Without the images, write out the whole listing exactly.

* _Dataset rows_
━━━━━━━━━━━━━━━━

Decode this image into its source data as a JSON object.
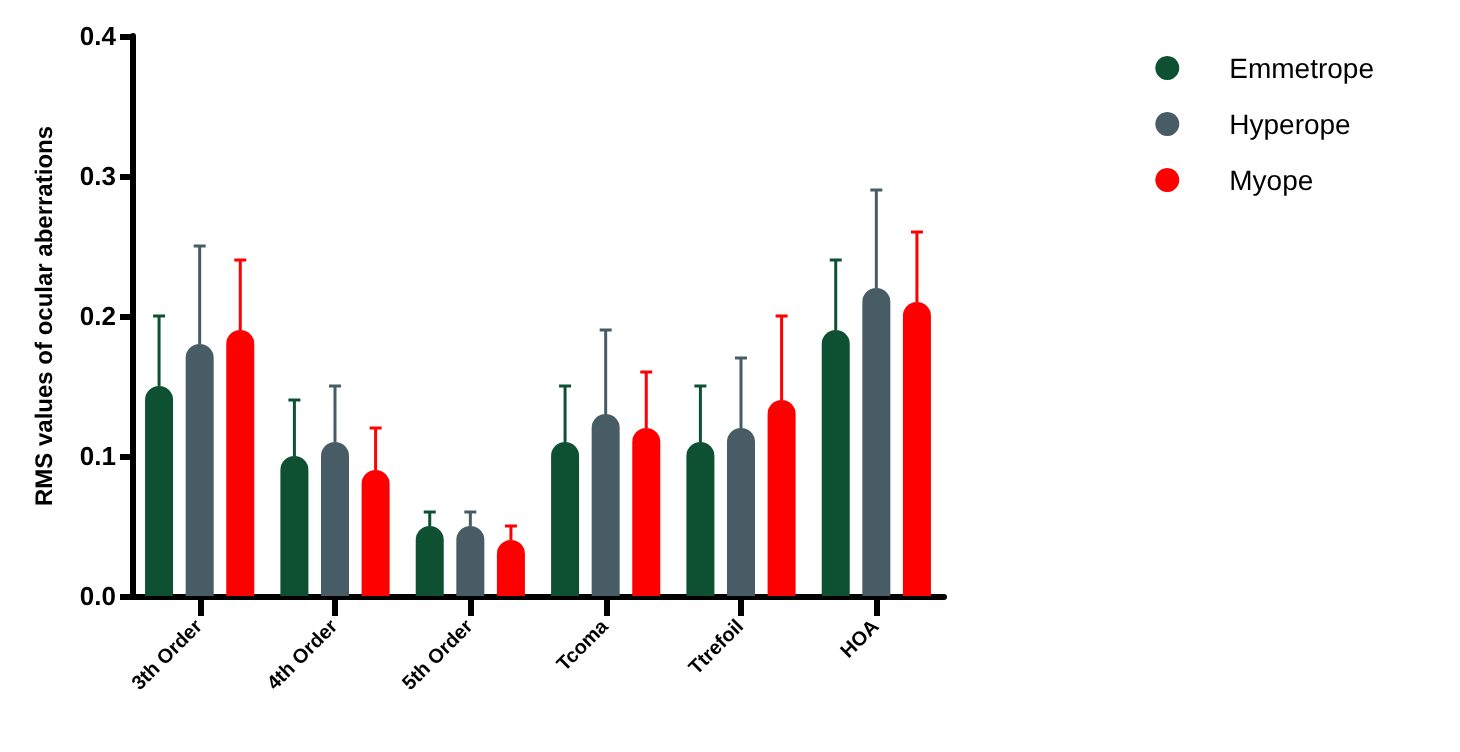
{
  "chart_data": {
    "type": "bar",
    "ylabel": "RMS values of ocular aberrations",
    "categories": [
      "3th Order",
      "4th Order",
      "5th Order",
      "Tcoma",
      "Ttrefoil",
      "HOA"
    ],
    "series": [
      {
        "name": "Emmetrope",
        "color": "#0e5032",
        "values": [
          0.15,
          0.1,
          0.05,
          0.11,
          0.11,
          0.19
        ],
        "errors": [
          [
            0.15,
            0.2
          ],
          [
            0.1,
            0.14
          ],
          [
            0.05,
            0.06
          ],
          [
            0.11,
            0.15
          ],
          [
            0.11,
            0.15
          ],
          [
            0.19,
            0.24
          ]
        ]
      },
      {
        "name": "Hyperope",
        "color": "#475c64",
        "values": [
          0.18,
          0.11,
          0.05,
          0.13,
          0.12,
          0.22
        ],
        "errors": [
          [
            0.18,
            0.25
          ],
          [
            0.11,
            0.15
          ],
          [
            0.05,
            0.06
          ],
          [
            0.13,
            0.19
          ],
          [
            0.12,
            0.17
          ],
          [
            0.22,
            0.29
          ]
        ]
      },
      {
        "name": "Myope",
        "color": "#ff0000",
        "values": [
          0.19,
          0.09,
          0.04,
          0.12,
          0.14,
          0.21
        ],
        "errors": [
          [
            0.19,
            0.24
          ],
          [
            0.09,
            0.12
          ],
          [
            0.04,
            0.05
          ],
          [
            0.12,
            0.16
          ],
          [
            0.14,
            0.2
          ],
          [
            0.21,
            0.26
          ]
        ]
      }
    ],
    "ylim": [
      0,
      0.4
    ],
    "yticks": [
      {
        "value": 0,
        "label": "0.0"
      },
      0.1,
      0.2,
      0.3,
      0.4
    ],
    "grid": false,
    "legend": "top right"
  }
}
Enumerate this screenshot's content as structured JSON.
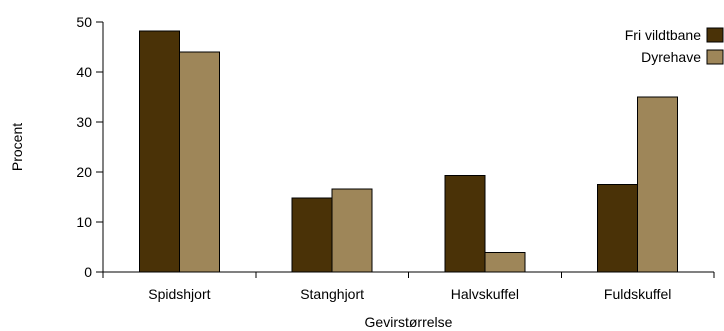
{
  "chart_data": {
    "type": "bar",
    "categories": [
      "Spidshjort",
      "Stanghjort",
      "Halvskuffel",
      "Fuldskuffel"
    ],
    "series": [
      {
        "name": "Fri vildtbane",
        "values": [
          48.2,
          14.8,
          19.3,
          17.5
        ],
        "color": "#4a3207"
      },
      {
        "name": "Dyrehave",
        "values": [
          44.0,
          16.6,
          3.9,
          35.0
        ],
        "color": "#9e8659"
      }
    ],
    "xlabel": "Gevirstørrelse",
    "ylabel": "Procent",
    "ylim": [
      0,
      50
    ],
    "yticks": [
      0,
      10,
      20,
      30,
      40,
      50
    ],
    "grid": false,
    "legend_position": "top-right"
  }
}
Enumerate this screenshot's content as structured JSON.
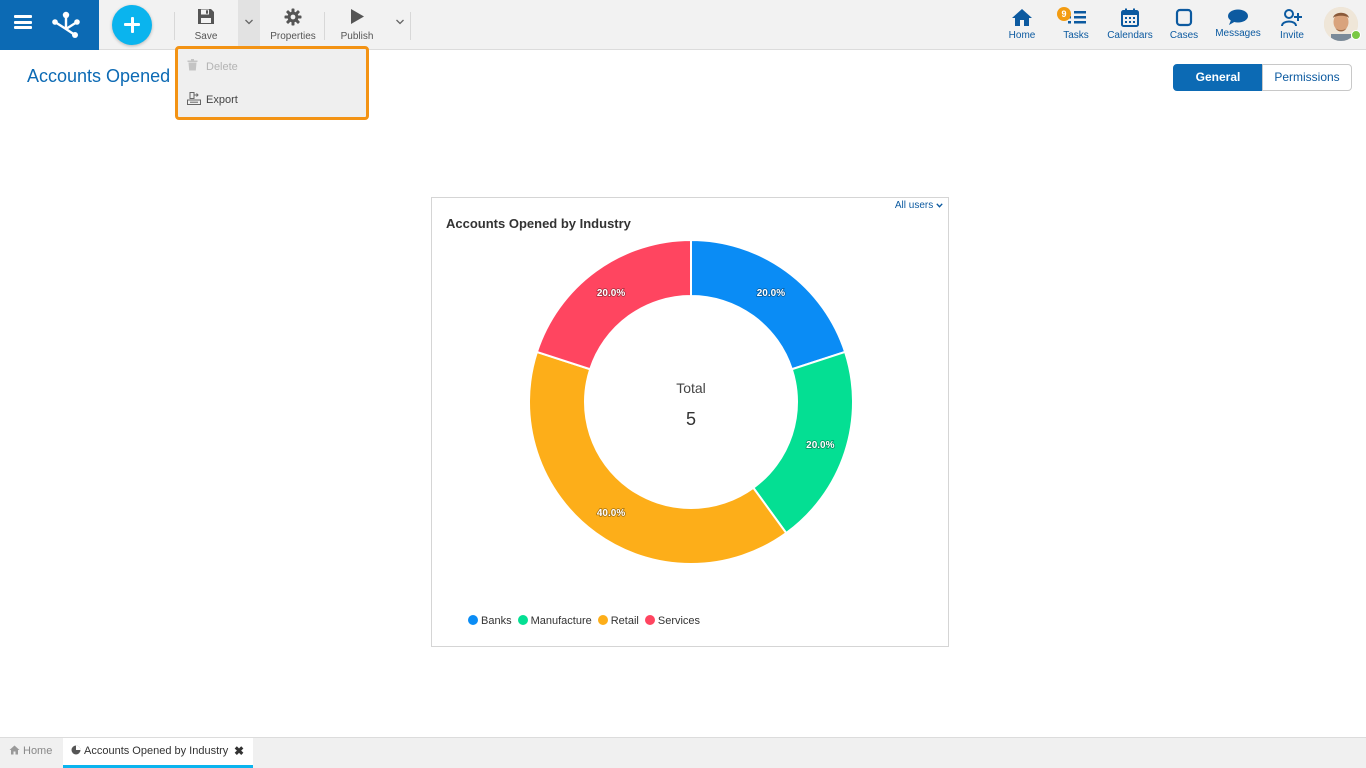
{
  "topbar": {
    "tools": {
      "save_label": "Save",
      "properties_label": "Properties",
      "publish_label": "Publish"
    },
    "right": {
      "home_label": "Home",
      "tasks_label": "Tasks",
      "tasks_badge": "9",
      "calendars_label": "Calendars",
      "cases_label": "Cases",
      "messages_label": "Messages",
      "invite_label": "Invite"
    }
  },
  "dropdown": {
    "delete_label": "Delete",
    "export_label": "Export"
  },
  "page": {
    "title": "Accounts Opened",
    "tab_general": "General",
    "tab_permissions": "Permissions"
  },
  "card": {
    "filter_label": "All users",
    "center_label": "Total",
    "center_value": "5"
  },
  "chart_data": {
    "type": "pie",
    "title": "Accounts Opened by Industry",
    "categories": [
      "Banks",
      "Manufacture",
      "Retail",
      "Services"
    ],
    "values": [
      1,
      1,
      2,
      1
    ],
    "percent_labels": [
      "20.0%",
      "20.0%",
      "40.0%",
      "20.0%"
    ],
    "colors": [
      "#0a8cf5",
      "#04df93",
      "#fdae19",
      "#ff4560"
    ],
    "donut": true,
    "legend_position": "bottom"
  },
  "bottom_tabs": {
    "home_label": "Home",
    "active_label": "Accounts Opened by Industry"
  },
  "colors": {
    "brand": "#0c6ab4",
    "accent": "#0ab4ee",
    "highlight": "#f39314"
  }
}
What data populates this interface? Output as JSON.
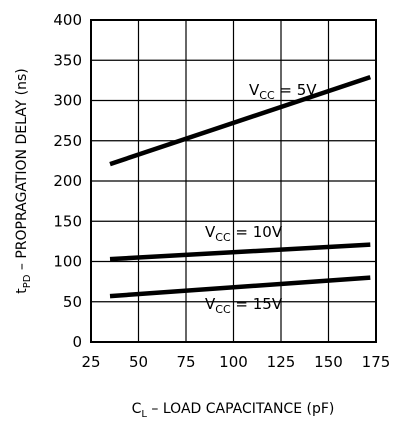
{
  "chart_data": {
    "type": "line",
    "xlabel": {
      "main": "C",
      "sub": "L",
      "rest": " – LOAD CAPACITANCE (pF)"
    },
    "ylabel": {
      "main": "t",
      "sub": "PD",
      "rest": " – PROPRAGATION DELAY (ns)"
    },
    "xlim": [
      25,
      175
    ],
    "ylim": [
      0,
      400
    ],
    "xticks": [
      "25",
      "50",
      "75",
      "100",
      "125",
      "150",
      "175"
    ],
    "yticks": [
      "0",
      "50",
      "100",
      "150",
      "200",
      "250",
      "300",
      "350",
      "400"
    ],
    "grid": true,
    "series": [
      {
        "name_main": "V",
        "name_sub": "CC",
        "name_rest": " = 5V",
        "x": [
          35,
          172
        ],
        "y": [
          221,
          329
        ]
      },
      {
        "name_main": "V",
        "name_sub": "CC",
        "name_rest": " = 10V",
        "x": [
          35,
          172
        ],
        "y": [
          103,
          121
        ]
      },
      {
        "name_main": "V",
        "name_sub": "CC",
        "name_rest": " = 15V",
        "x": [
          35,
          172
        ],
        "y": [
          57,
          80
        ]
      }
    ]
  }
}
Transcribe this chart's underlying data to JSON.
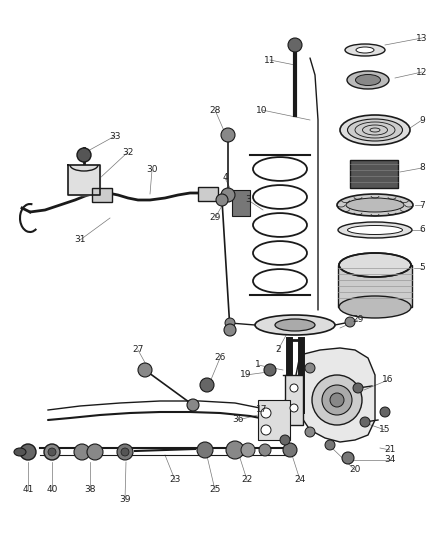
{
  "bg_color": "#ffffff",
  "lc": "#1a1a1a",
  "fc_dark": "#333333",
  "fc_mid": "#888888",
  "fc_light": "#cccccc",
  "fc_white": "#ffffff",
  "label_fs": 6.5,
  "figsize": [
    4.39,
    5.33
  ],
  "dpi": 100,
  "xlim": [
    0,
    439
  ],
  "ylim": [
    0,
    533
  ]
}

━━━━━━━━━━━━━━━━

* _Output of the task_
Decode this image into its source data as a JSON object.
{
  "chart_data": {
    "type": "bar",
    "ylabel": "RMS values of ocular aberrations",
    "categories": [
      "3th Order",
      "4th Order",
      "5th Order",
      "Tcoma",
      "Ttrefoil",
      "HOA"
    ],
    "series": [
      {
        "name": "Emmetrope",
        "color": "#0e5032",
        "values": [
          0.15,
          0.1,
          0.05,
          0.11,
          0.11,
          0.19
        ],
        "errors": [
          [
            0.15,
            0.2
          ],
          [
            0.1,
            0.14
          ],
          [
            0.05,
            0.06
          ],
          [
            0.11,
            0.15
          ],
          [
            0.11,
            0.15
          ],
          [
            0.19,
            0.24
          ]
        ]
      },
      {
        "name": "Hyperope",
        "color": "#475c64",
        "values": [
          0.18,
          0.11,
          0.05,
          0.13,
          0.12,
          0.22
        ],
        "errors": [
          [
            0.18,
            0.25
          ],
          [
            0.11,
            0.15
          ],
          [
            0.05,
            0.06
          ],
          [
            0.13,
            0.19
          ],
          [
            0.12,
            0.17
          ],
          [
            0.22,
            0.29
          ]
        ]
      },
      {
        "name": "Myope",
        "color": "#ff0000",
        "values": [
          0.19,
          0.09,
          0.04,
          0.12,
          0.14,
          0.21
        ],
        "errors": [
          [
            0.19,
            0.24
          ],
          [
            0.09,
            0.12
          ],
          [
            0.04,
            0.05
          ],
          [
            0.12,
            0.16
          ],
          [
            0.14,
            0.2
          ],
          [
            0.21,
            0.26
          ]
        ]
      }
    ],
    "ylim": [
      0,
      0.4
    ],
    "yticks": [
      {
        "value": 0,
        "label": "0.0"
      },
      0.1,
      0.2,
      0.3,
      0.4
    ],
    "grid": false,
    "legend": "top right"
  }
}
Enumerate this screenshot's content as structured JSON.
{
  "chart_data": {
    "type": "bar",
    "categories": [
      "Spidshjort",
      "Stanghjort",
      "Halvskuffel",
      "Fuldskuffel"
    ],
    "series": [
      {
        "name": "Fri vildtbane",
        "values": [
          48.2,
          14.8,
          19.3,
          17.5
        ],
        "color": "#4a3207"
      },
      {
        "name": "Dyrehave",
        "values": [
          44.0,
          16.6,
          3.9,
          35.0
        ],
        "color": "#9e8659"
      }
    ],
    "xlabel": "Gevirstørrelse",
    "ylabel": "Procent",
    "ylim": [
      0,
      50
    ],
    "yticks": [
      0,
      10,
      20,
      30,
      40,
      50
    ],
    "grid": false,
    "legend_position": "top-right"
  }
}
Enumerate this screenshot's content as structured JSON.
{
  "topbar": {
    "tools": {
      "save_label": "Save",
      "properties_label": "Properties",
      "publish_label": "Publish"
    },
    "right": {
      "home_label": "Home",
      "tasks_label": "Tasks",
      "tasks_badge": "9",
      "calendars_label": "Calendars",
      "cases_label": "Cases",
      "messages_label": "Messages",
      "invite_label": "Invite"
    }
  },
  "dropdown": {
    "delete_label": "Delete",
    "export_label": "Export"
  },
  "page": {
    "title": "Accounts Opened",
    "tab_general": "General",
    "tab_permissions": "Permissions"
  },
  "card": {
    "filter_label": "All users",
    "center_label": "Total",
    "center_value": "5"
  },
  "chart_data": {
    "type": "pie",
    "title": "Accounts Opened by Industry",
    "categories": [
      "Banks",
      "Manufacture",
      "Retail",
      "Services"
    ],
    "values": [
      1,
      1,
      2,
      1
    ],
    "percent_labels": [
      "20.0%",
      "20.0%",
      "40.0%",
      "20.0%"
    ],
    "colors": [
      "#0a8cf5",
      "#04df93",
      "#fdae19",
      "#ff4560"
    ],
    "donut": true,
    "legend_position": "bottom"
  },
  "bottom_tabs": {
    "home_label": "Home",
    "active_label": "Accounts Opened by Industry"
  },
  "colors": {
    "brand": "#0c6ab4",
    "accent": "#0ab4ee",
    "highlight": "#f39314"
  }
}
What data populates this interface? Output as JSON.
{
  "chart_data": {
    "type": "line",
    "xlabel": {
      "main": "C",
      "sub": "L",
      "rest": " – LOAD CAPACITANCE (pF)"
    },
    "ylabel": {
      "main": "t",
      "sub": "PD",
      "rest": " – PROPRAGATION DELAY (ns)"
    },
    "xlim": [
      25,
      175
    ],
    "ylim": [
      0,
      400
    ],
    "xticks": [
      "25",
      "50",
      "75",
      "100",
      "125",
      "150",
      "175"
    ],
    "yticks": [
      "0",
      "50",
      "100",
      "150",
      "200",
      "250",
      "300",
      "350",
      "400"
    ],
    "grid": true,
    "series": [
      {
        "name_main": "V",
        "name_sub": "CC",
        "name_rest": " = 5V",
        "x": [
          35,
          172
        ],
        "y": [
          221,
          329
        ]
      },
      {
        "name_main": "V",
        "name_sub": "CC",
        "name_rest": " = 10V",
        "x": [
          35,
          172
        ],
        "y": [
          103,
          121
        ]
      },
      {
        "name_main": "V",
        "name_sub": "CC",
        "name_rest": " = 15V",
        "x": [
          35,
          172
        ],
        "y": [
          57,
          80
        ]
      }
    ]
  }
}
Transcribe this chart's underlying data to JSON.
{
  "bg_color": "#ffffff",
  "lc": "#1a1a1a",
  "fc_dark": "#333333",
  "fc_mid": "#888888",
  "fc_light": "#cccccc",
  "fc_white": "#ffffff",
  "label_fs": 6.5,
  "figsize": [
    4.39,
    5.33
  ],
  "dpi": 100,
  "xlim": [
    0,
    439
  ],
  "ylim": [
    0,
    533
  ]
}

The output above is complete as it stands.